- **Directions**
Copy everything in the data below exactly except the pictures.

- **Entries**
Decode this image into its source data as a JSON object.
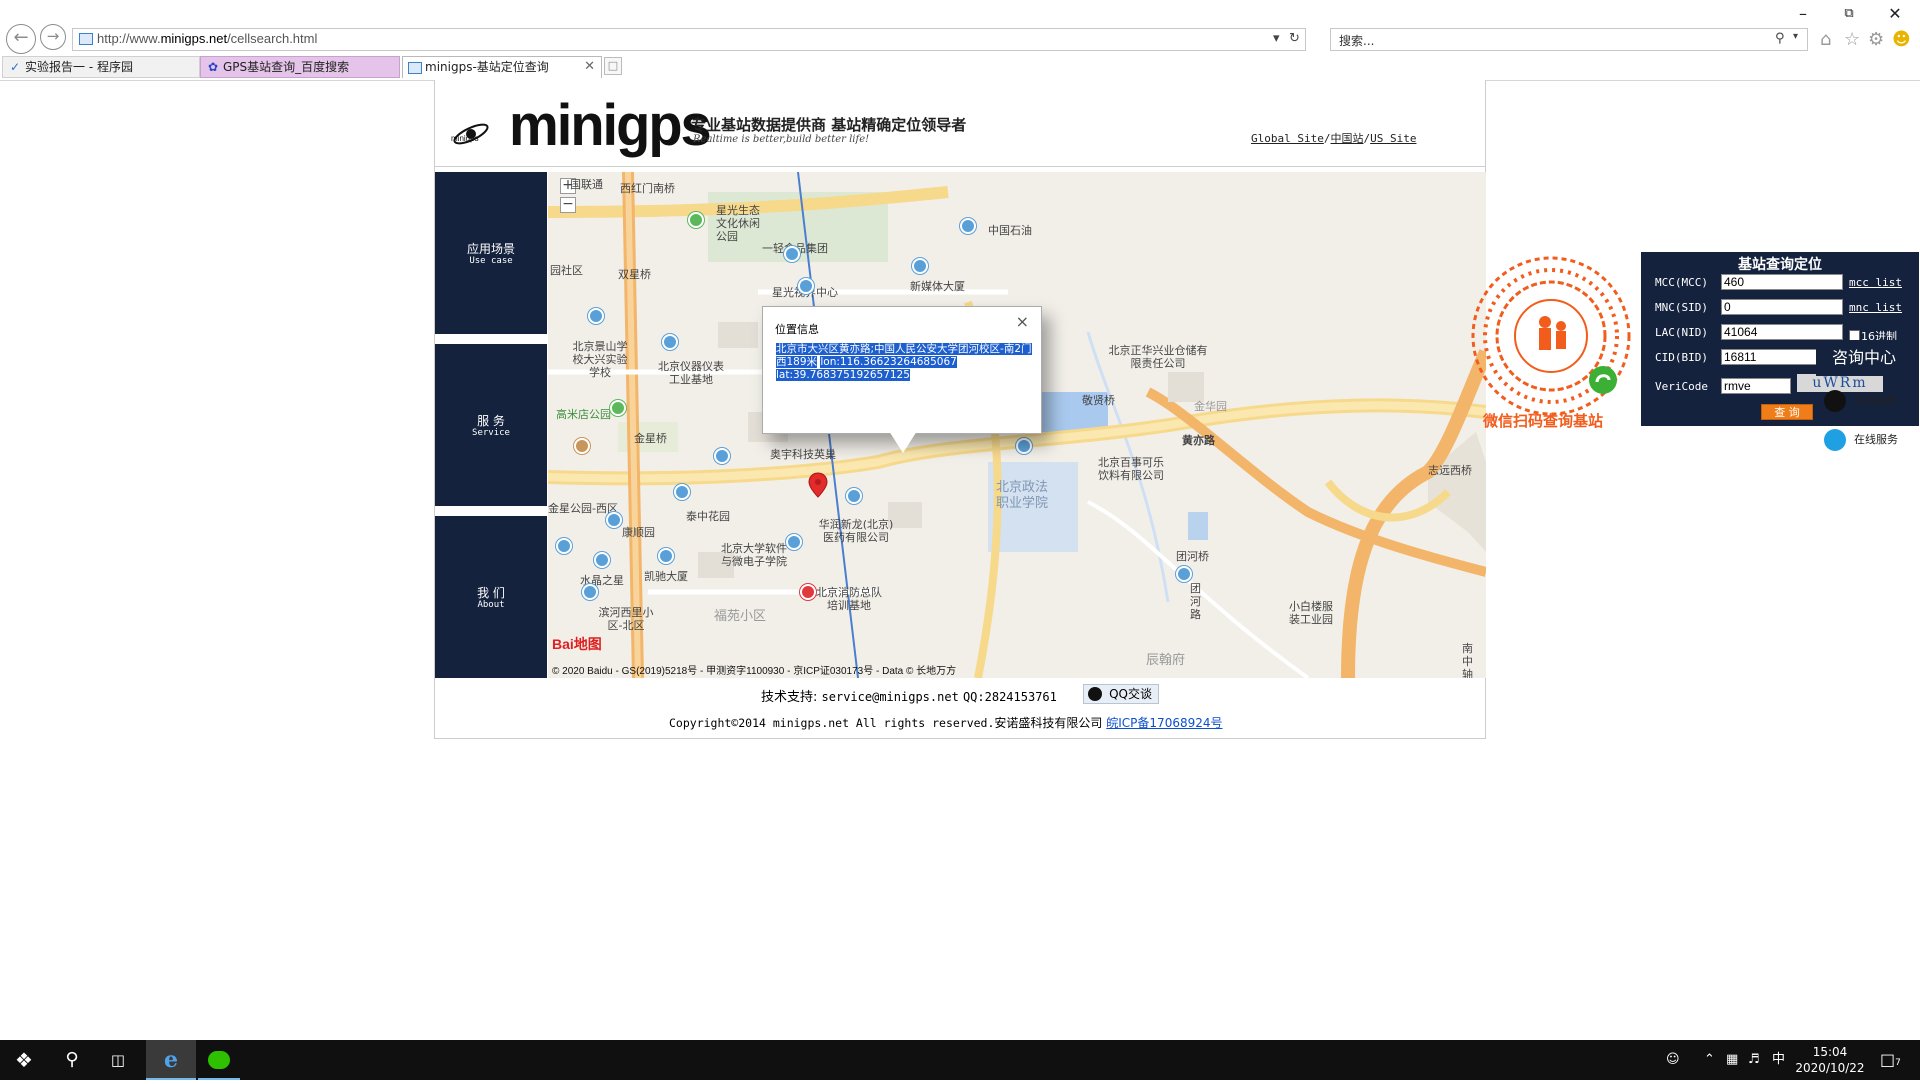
{
  "browser": {
    "url_prefix": "http://www.",
    "url_domain": "minigps.net",
    "url_path": "/cellsearch.html",
    "search_placeholder": "搜索...",
    "tabs": [
      {
        "label": "实验报告一 - 程序园"
      },
      {
        "label": "GPS基站查询_百度搜索"
      },
      {
        "label": "minigps-基站定位查询"
      }
    ]
  },
  "header": {
    "logo_text": "minigps",
    "logo_small": "minigps",
    "slogan": "专业基站数据提供商 基站精确定位领导者",
    "subslogan": "Realtime is better,build better life!",
    "site_links": [
      "Global Site",
      "中国站",
      "US Site"
    ],
    "separator": "/"
  },
  "nav": [
    {
      "zh": "应用场景",
      "en": "Use case"
    },
    {
      "zh": "服 务",
      "en": "Service"
    },
    {
      "zh": "我 们",
      "en": "About"
    }
  ],
  "map": {
    "popup_title": "位置信息",
    "popup_close": "×",
    "popup_address": "北京市大兴区黄亦路;中国人民公安大学团河校区-南2门西189米",
    "popup_lon": "lon:116.36623264685067",
    "popup_lat": "lat:39.768375192657125",
    "zoom_in": "+",
    "zoom_out": "−",
    "copyright": "© 2020 Baidu - GS(2019)5218号 - 甲测资字1100930 - 京ICP证030173号 - Data © 长地万方",
    "baidu_logo": "Bai地图",
    "labels": [
      "国联通",
      "西红门南桥",
      "星光生态文化休闲公园",
      "中国石油",
      "园社区",
      "一轻食品集团",
      "双星桥",
      "新媒体大厦",
      "星光视界中心",
      "北京景山学校大兴实验学校",
      "北京仪器仪表工业基地",
      "北京正华兴业仓储有限责任公司",
      "高米店公园",
      "金星桥",
      "奥宇科技英巢",
      "敬贤桥",
      "金华园",
      "黄亦路",
      "北京百事可乐饮料有限公司",
      "金星公园-西区",
      "泰中花园",
      "北京政法职业学院",
      "华润新龙(北京)医药有限公司",
      "康顺园",
      "北京大学软件与微电子学院",
      "团河桥",
      "志远西桥",
      "水晶之星",
      "凯驰大厦",
      "团河路",
      "北京消防总队培训基地",
      "小白楼服装工业园",
      "滨河西里小区-北区",
      "福苑小区",
      "辰翰府",
      "南中轴"
    ]
  },
  "qr": {
    "caption": "微信扫码查询基站"
  },
  "query": {
    "title": "基站查询定位",
    "mcc_label": "MCC(MCC)",
    "mcc_value": "460",
    "mnc_label": "MNC(SID)",
    "mnc_value": "0",
    "lac_label": "LAC(NID)",
    "lac_value": "41064",
    "cid_label": "CID(BID)",
    "cid_value": "16811",
    "vericode_label": "VeriCode",
    "vericode_value": "rmve",
    "captcha_text": "uWRm",
    "mcc_link": "mcc list",
    "mnc_link": "mnc list",
    "hex_label": "16进制",
    "hex_checked": false,
    "submit_label": "查 询"
  },
  "footer": {
    "support_label": "技术支持:",
    "support_email": "service@minigps.net",
    "support_qq": "QQ:2824153761",
    "qq_chat_label": "QQ交谈",
    "copyright": "Copyright©2014 minigps.net All rights reserved.",
    "company": "安诺盛科技有限公司",
    "icp": "皖ICP备17068924号"
  },
  "consult": {
    "title": "咨询中心",
    "items": [
      {
        "label": "在线服务",
        "icon": "qq-icon"
      },
      {
        "label": "在线服务",
        "icon": "skype-icon"
      }
    ]
  },
  "taskbar": {
    "time": "15:04",
    "date": "2020/10/22",
    "ime": "中",
    "notification_count": "7"
  },
  "colors": {
    "nav_bg": "#14223d",
    "accent_orange": "#ef7d1a",
    "selection_blue": "#1d5fcf",
    "qr_orange": "#f25c1c"
  }
}
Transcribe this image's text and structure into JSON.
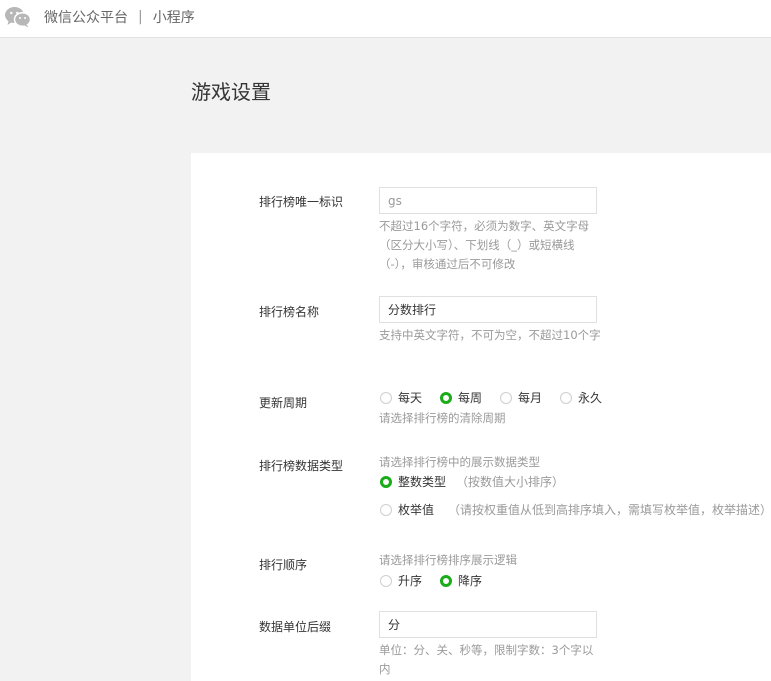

- **Correct output**
Decode this image into its source data as a JSON object.
{
  "browser": {
    "url_prefix": "http://www.",
    "url_domain": "minigps.net",
    "url_path": "/cellsearch.html",
    "search_placeholder": "搜索...",
    "tabs": [
      {
        "label": "实验报告一 - 程序园"
      },
      {
        "label": "GPS基站查询_百度搜索"
      },
      {
        "label": "minigps-基站定位查询"
      }
    ]
  },
  "header": {
    "logo_text": "minigps",
    "logo_small": "minigps",
    "slogan": "专业基站数据提供商 基站精确定位领导者",
    "subslogan": "Realtime is better,build better life!",
    "site_links": [
      "Global Site",
      "中国站",
      "US Site"
    ],
    "separator": "/"
  },
  "nav": [
    {
      "zh": "应用场景",
      "en": "Use case"
    },
    {
      "zh": "服 务",
      "en": "Service"
    },
    {
      "zh": "我 们",
      "en": "About"
    }
  ],
  "map": {
    "popup_title": "位置信息",
    "popup_close": "×",
    "popup_address": "北京市大兴区黄亦路;中国人民公安大学团河校区-南2门西189米",
    "popup_lon": "lon:116.36623264685067",
    "popup_lat": "lat:39.768375192657125",
    "zoom_in": "+",
    "zoom_out": "−",
    "copyright": "© 2020 Baidu - GS(2019)5218号 - 甲测资字1100930 - 京ICP证030173号 - Data © 长地万方",
    "baidu_logo": "Bai地图",
    "labels": [
      "国联通",
      "西红门南桥",
      "星光生态文化休闲公园",
      "中国石油",
      "园社区",
      "一轻食品集团",
      "双星桥",
      "新媒体大厦",
      "星光视界中心",
      "北京景山学校大兴实验学校",
      "北京仪器仪表工业基地",
      "北京正华兴业仓储有限责任公司",
      "高米店公园",
      "金星桥",
      "奥宇科技英巢",
      "敬贤桥",
      "金华园",
      "黄亦路",
      "北京百事可乐饮料有限公司",
      "金星公园-西区",
      "泰中花园",
      "北京政法职业学院",
      "华润新龙(北京)医药有限公司",
      "康顺园",
      "北京大学软件与微电子学院",
      "团河桥",
      "志远西桥",
      "水晶之星",
      "凯驰大厦",
      "团河路",
      "北京消防总队培训基地",
      "小白楼服装工业园",
      "滨河西里小区-北区",
      "福苑小区",
      "辰翰府",
      "南中轴"
    ]
  },
  "qr": {
    "caption": "微信扫码查询基站"
  },
  "query": {
    "title": "基站查询定位",
    "mcc_label": "MCC(MCC)",
    "mcc_value": "460",
    "mnc_label": "MNC(SID)",
    "mnc_value": "0",
    "lac_label": "LAC(NID)",
    "lac_value": "41064",
    "cid_label": "CID(BID)",
    "cid_value": "16811",
    "vericode_label": "VeriCode",
    "vericode_value": "rmve",
    "captcha_text": "uWRm",
    "mcc_link": "mcc list",
    "mnc_link": "mnc list",
    "hex_label": "16进制",
    "hex_checked": false,
    "submit_label": "查 询"
  },
  "footer": {
    "support_label": "技术支持:",
    "support_email": "service@minigps.net",
    "support_qq": "QQ:2824153761",
    "qq_chat_label": "QQ交谈",
    "copyright": "Copyright©2014 minigps.net All rights reserved.",
    "company": "安诺盛科技有限公司",
    "icp": "皖ICP备17068924号"
  },
  "consult": {
    "title": "咨询中心",
    "items": [
      {
        "label": "在线服务",
        "icon": "qq-icon"
      },
      {
        "label": "在线服务",
        "icon": "skype-icon"
      }
    ]
  },
  "taskbar": {
    "time": "15:04",
    "date": "2020/10/22",
    "ime": "中",
    "notification_count": "7"
  },
  "colors": {
    "nav_bg": "#14223d",
    "accent_orange": "#ef7d1a",
    "selection_blue": "#1d5fcf",
    "qr_orange": "#f25c1c"
  }
}
Transcribe this image's text and structure into JSON.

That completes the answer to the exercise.